-------- Task input

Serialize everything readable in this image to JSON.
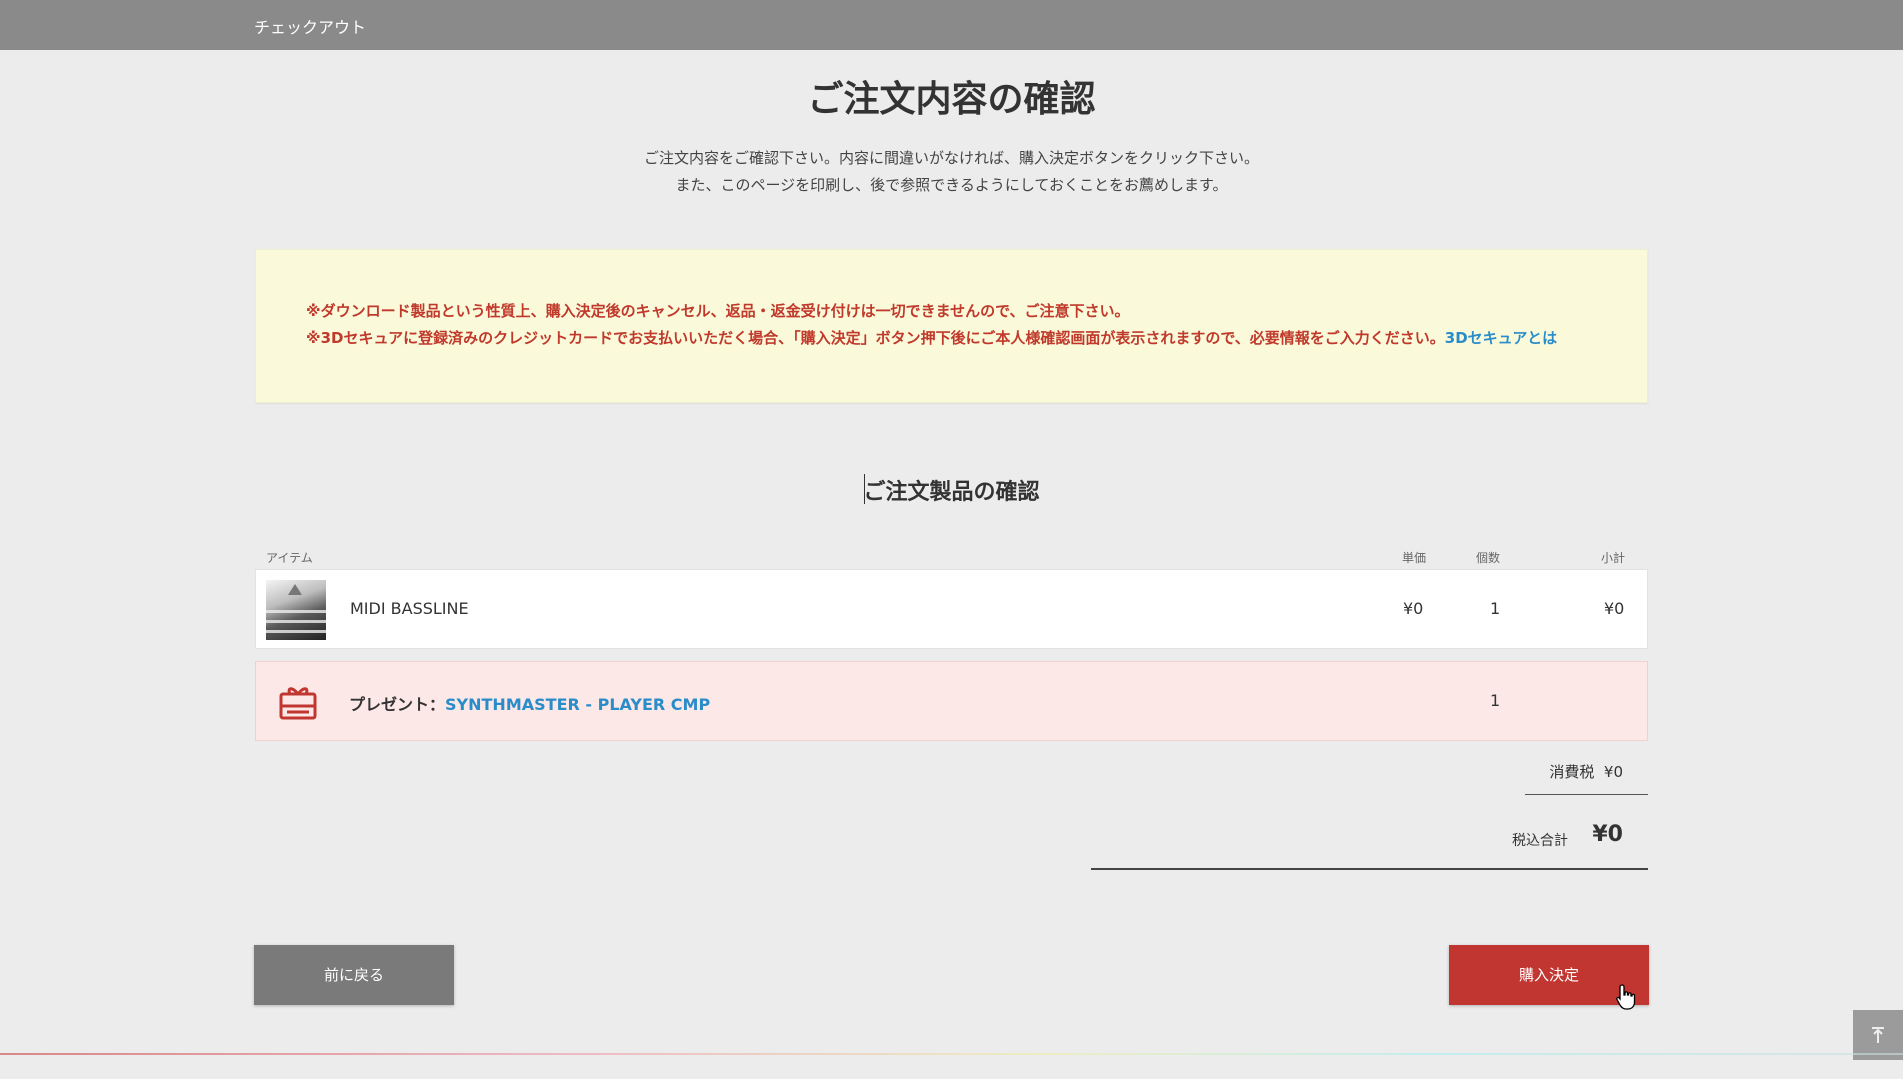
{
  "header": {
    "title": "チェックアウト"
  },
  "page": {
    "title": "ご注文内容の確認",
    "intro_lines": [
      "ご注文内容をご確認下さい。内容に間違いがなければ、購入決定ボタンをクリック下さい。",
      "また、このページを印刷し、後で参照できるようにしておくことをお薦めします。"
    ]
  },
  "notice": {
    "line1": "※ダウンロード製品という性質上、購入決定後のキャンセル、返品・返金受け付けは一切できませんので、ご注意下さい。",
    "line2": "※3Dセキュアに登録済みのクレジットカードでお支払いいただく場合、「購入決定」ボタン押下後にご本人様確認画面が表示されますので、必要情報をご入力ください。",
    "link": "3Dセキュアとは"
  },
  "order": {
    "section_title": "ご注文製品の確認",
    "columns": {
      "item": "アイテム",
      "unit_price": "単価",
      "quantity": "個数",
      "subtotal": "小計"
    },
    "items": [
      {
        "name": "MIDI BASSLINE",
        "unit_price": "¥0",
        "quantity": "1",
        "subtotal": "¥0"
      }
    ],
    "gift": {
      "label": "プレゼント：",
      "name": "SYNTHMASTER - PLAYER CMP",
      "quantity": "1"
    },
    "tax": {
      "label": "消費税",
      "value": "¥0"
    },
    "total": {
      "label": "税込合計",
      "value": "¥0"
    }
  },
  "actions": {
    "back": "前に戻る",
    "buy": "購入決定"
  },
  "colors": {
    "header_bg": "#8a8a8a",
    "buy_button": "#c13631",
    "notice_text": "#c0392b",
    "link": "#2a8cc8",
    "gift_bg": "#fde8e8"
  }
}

----------------

Problem to work on ▸ Exclude the pictures and repeat every other part of the records word for word.

Exercise response ▸
Serialize everything readable in this image to JSON.
{
  "header": {
    "title": "チェックアウト"
  },
  "page": {
    "title": "ご注文内容の確認",
    "intro_lines": [
      "ご注文内容をご確認下さい。内容に間違いがなければ、購入決定ボタンをクリック下さい。",
      "また、このページを印刷し、後で参照できるようにしておくことをお薦めします。"
    ]
  },
  "notice": {
    "line1": "※ダウンロード製品という性質上、購入決定後のキャンセル、返品・返金受け付けは一切できませんので、ご注意下さい。",
    "line2": "※3Dセキュアに登録済みのクレジットカードでお支払いいただく場合、「購入決定」ボタン押下後にご本人様確認画面が表示されますので、必要情報をご入力ください。",
    "link": "3Dセキュアとは"
  },
  "order": {
    "section_title": "ご注文製品の確認",
    "columns": {
      "item": "アイテム",
      "unit_price": "単価",
      "quantity": "個数",
      "subtotal": "小計"
    },
    "items": [
      {
        "name": "MIDI BASSLINE",
        "unit_price": "¥0",
        "quantity": "1",
        "subtotal": "¥0"
      }
    ],
    "gift": {
      "label": "プレゼント：",
      "name": "SYNTHMASTER - PLAYER CMP",
      "quantity": "1"
    },
    "tax": {
      "label": "消費税",
      "value": "¥0"
    },
    "total": {
      "label": "税込合計",
      "value": "¥0"
    }
  },
  "actions": {
    "back": "前に戻る",
    "buy": "購入決定"
  },
  "colors": {
    "header_bg": "#8a8a8a",
    "buy_button": "#c13631",
    "notice_text": "#c0392b",
    "link": "#2a8cc8",
    "gift_bg": "#fde8e8"
  }
}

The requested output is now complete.